§ SOURCE
□ □ □ □ □

WebTrader: Agent Discovery

Project Summary

Tom Bannon and Craig Thompson
Object Services and Consulting, Inc.

17 June 2002

Executive Summary
Objective
Technical Accomplishments

Architecture
Internet Resource Advertisements, Trader Federation, and Rebinding
WebTrader Query Tool
Gridifying WebTrader

Technology Transition
Next Steps

Executive Summary

WebTrader is a lightweight trader/matchmaker/yellow pages that is scalable to WAN environments and can be used to locate Internet resources (e.g., services, agents, data sources, search engines, other traders, anything) whose advertisements can appear on any web page, represented in XML. WebTrader depends on existing search engines to index the advertisements and effectively provides a meta search front end that can locate Web pages containing advertisements that match its query.

We demonstrated evolving versions of WebTrader at CoABS Workshops at Las Vegas (January 1999), Northhampton (June 1999), Science Fair in Arlington (October 1999), Atlanta (February 2000), and Boston (August 2000). Thereafter, we halted the project, per Jim Hendler's guidance, to provide added resources for eGents and MIATA, CoAX and JBI TIEs.

Objective

The objective of the WebTrader project is to develop WebTrader Query Tool (aka WebTrader), a trader/matchmaker/yellow pages that can scale to WANs and permit anyone on the Web to advertise a resource (e.g., agent, service, data source, search engines) that anyone else can discover. The approach to scaling is to represent advertisements in XML, store them on Web pages, let existing already pervasive and industrial strength search engines index these pages, then WebTrader's engine accesses one or more search engines, locates pages with advertisements, matches the ads against the request, and returns the matching advertisements. One interesting application of WebTrader Query Tool is DeepSearch, a recursive/federated implementation of WebTrader that acts like a normal search engine but locates search engines at local sites and recursively searches these. Many web search engines only index top-level pages leaving the other half of the web unindexed except by these local search engines.

Specific scientific and engineering subgoals were:

represent Internet resource advertisements for services, agents, data sources, search engines, traders. (This opens the door to the ontology problem that is the focus of the DARPA DAML program.)
locate these advertisements via WebTrader which itself piggybacks on one or more Internet search engines that have indexed the resource advertisements
demonstrate trader federation and rebinding
re-engineer client-server WebTrader so the client is an applet that can download quickly to most browsers
explore how to locate and mine local domain search engines as a way to broaden and deepen Web searching
demonstrate WebTrader as a CoABS grid agent
demonstrate WebTrader in scenarios of interest to DoD

WebTrader alone is not an agent system, but it is a generalized component capability of most agent systems, providing matchmaking. The interesting aspect of WebTrader is its scalability to the Web. Seen in this light, WebTrader can be viewed as a standalone agent grid enabling component, but one that operates in open WAN environments, is compatible with not only agent but also object and ontology technologies, and has no downloading barrier to widespread deployment.

□ □ □ □ □

[Saved entries]
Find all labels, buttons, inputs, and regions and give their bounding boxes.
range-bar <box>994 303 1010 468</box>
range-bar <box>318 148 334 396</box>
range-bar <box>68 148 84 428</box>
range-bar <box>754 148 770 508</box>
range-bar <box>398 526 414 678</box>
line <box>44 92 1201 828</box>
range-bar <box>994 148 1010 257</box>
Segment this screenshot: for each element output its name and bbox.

□ □ □ □ □

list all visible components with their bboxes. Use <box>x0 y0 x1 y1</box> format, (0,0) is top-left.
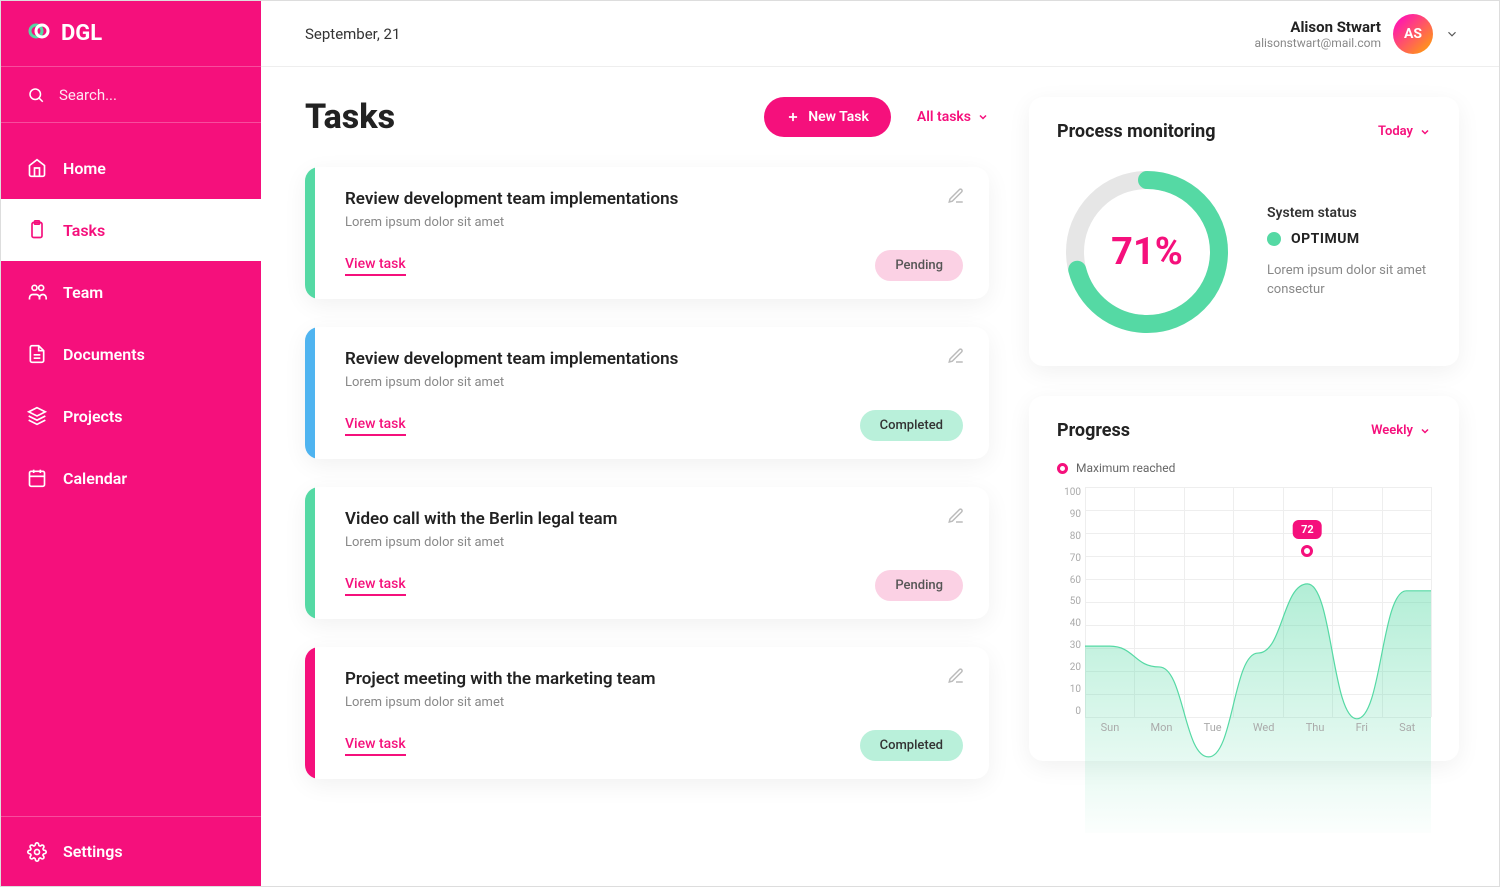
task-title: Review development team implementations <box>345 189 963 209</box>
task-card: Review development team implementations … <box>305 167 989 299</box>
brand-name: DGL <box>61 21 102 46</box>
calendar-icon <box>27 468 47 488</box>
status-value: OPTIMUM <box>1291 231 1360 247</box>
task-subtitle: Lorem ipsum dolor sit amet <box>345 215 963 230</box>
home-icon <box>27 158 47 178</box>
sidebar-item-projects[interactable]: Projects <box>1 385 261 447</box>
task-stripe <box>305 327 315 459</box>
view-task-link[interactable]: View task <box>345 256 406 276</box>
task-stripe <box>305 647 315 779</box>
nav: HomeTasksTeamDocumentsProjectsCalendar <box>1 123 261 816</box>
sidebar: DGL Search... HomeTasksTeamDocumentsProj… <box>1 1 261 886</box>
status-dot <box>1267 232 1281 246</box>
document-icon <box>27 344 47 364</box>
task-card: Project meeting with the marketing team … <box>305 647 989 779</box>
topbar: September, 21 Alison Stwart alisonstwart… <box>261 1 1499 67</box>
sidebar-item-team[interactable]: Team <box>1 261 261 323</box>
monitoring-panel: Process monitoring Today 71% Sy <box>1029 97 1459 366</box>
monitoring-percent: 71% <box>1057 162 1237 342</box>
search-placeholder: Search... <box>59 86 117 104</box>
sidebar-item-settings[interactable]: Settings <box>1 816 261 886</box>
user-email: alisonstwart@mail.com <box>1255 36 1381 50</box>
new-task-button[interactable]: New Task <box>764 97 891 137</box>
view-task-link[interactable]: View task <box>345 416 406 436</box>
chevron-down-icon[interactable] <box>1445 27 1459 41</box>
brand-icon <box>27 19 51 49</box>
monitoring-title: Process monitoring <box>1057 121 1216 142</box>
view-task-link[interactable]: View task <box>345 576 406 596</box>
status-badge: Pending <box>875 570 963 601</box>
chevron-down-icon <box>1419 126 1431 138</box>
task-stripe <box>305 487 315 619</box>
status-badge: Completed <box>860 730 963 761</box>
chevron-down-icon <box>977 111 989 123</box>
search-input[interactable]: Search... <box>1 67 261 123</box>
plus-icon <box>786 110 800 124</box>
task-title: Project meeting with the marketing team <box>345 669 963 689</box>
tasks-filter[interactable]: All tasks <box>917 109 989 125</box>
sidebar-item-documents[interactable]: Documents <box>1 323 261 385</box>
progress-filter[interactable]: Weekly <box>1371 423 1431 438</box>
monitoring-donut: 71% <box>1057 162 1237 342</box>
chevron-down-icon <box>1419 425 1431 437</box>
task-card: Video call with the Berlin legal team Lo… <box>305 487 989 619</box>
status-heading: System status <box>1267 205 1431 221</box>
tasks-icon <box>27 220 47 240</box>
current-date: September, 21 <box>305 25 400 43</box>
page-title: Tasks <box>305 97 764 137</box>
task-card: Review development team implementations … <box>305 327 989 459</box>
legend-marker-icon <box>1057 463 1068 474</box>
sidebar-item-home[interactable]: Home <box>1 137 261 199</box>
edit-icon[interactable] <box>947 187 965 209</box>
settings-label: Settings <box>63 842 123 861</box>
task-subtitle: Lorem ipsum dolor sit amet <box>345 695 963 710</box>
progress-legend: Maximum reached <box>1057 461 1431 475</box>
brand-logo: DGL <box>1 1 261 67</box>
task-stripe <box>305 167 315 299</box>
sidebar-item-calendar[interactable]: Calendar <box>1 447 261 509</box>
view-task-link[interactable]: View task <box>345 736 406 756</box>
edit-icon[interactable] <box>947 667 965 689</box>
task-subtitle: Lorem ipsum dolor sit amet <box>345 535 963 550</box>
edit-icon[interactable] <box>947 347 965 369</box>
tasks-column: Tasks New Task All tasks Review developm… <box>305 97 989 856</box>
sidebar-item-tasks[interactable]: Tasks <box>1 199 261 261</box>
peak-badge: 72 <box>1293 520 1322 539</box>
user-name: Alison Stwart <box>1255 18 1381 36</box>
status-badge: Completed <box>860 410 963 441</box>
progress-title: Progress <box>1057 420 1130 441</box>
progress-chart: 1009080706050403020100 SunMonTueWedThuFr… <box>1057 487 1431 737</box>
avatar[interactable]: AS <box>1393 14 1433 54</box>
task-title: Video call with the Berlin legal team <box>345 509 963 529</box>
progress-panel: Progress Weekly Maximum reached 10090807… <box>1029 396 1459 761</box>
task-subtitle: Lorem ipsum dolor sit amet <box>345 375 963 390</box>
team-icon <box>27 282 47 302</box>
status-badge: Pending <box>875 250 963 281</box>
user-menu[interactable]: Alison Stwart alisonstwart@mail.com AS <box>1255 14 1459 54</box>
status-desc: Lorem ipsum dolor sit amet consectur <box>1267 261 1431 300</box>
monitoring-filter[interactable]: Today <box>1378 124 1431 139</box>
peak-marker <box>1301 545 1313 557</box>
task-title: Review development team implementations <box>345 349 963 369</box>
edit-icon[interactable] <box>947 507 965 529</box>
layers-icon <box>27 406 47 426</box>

□ □ □ □ □

§ INSTRUCTIONS FOR THE TASK
Continue the WebTrader project summary from the page, starting after its last paragraph.

§ EXERCISE RESPONSE
Technical Accomplishments

Architecture

The basic architecture of WebTrader is fairly simple. Essentially, WebTrader is a new kind of specialized meta search engine that wraps other search engines to return typed advertisements from the open Web. As shown in the figure below, any page on the Web (1) can be annotated by anyone with an XML WebTrader advertisement (2) - see example Trading Advertisement DTD. These pages are indexed (3) by ordinary Web search engines. When a Query (client advertisement) (4) is presented (5) to WebTrader's engine (6), it accesses known Web search engines (7), they find matching webpages in the usual way (8) and return then (9). A WebTrader matching algorithm (10-12) finds candidate advertisements, scores them, and returns a series of responses in rated order (13-14).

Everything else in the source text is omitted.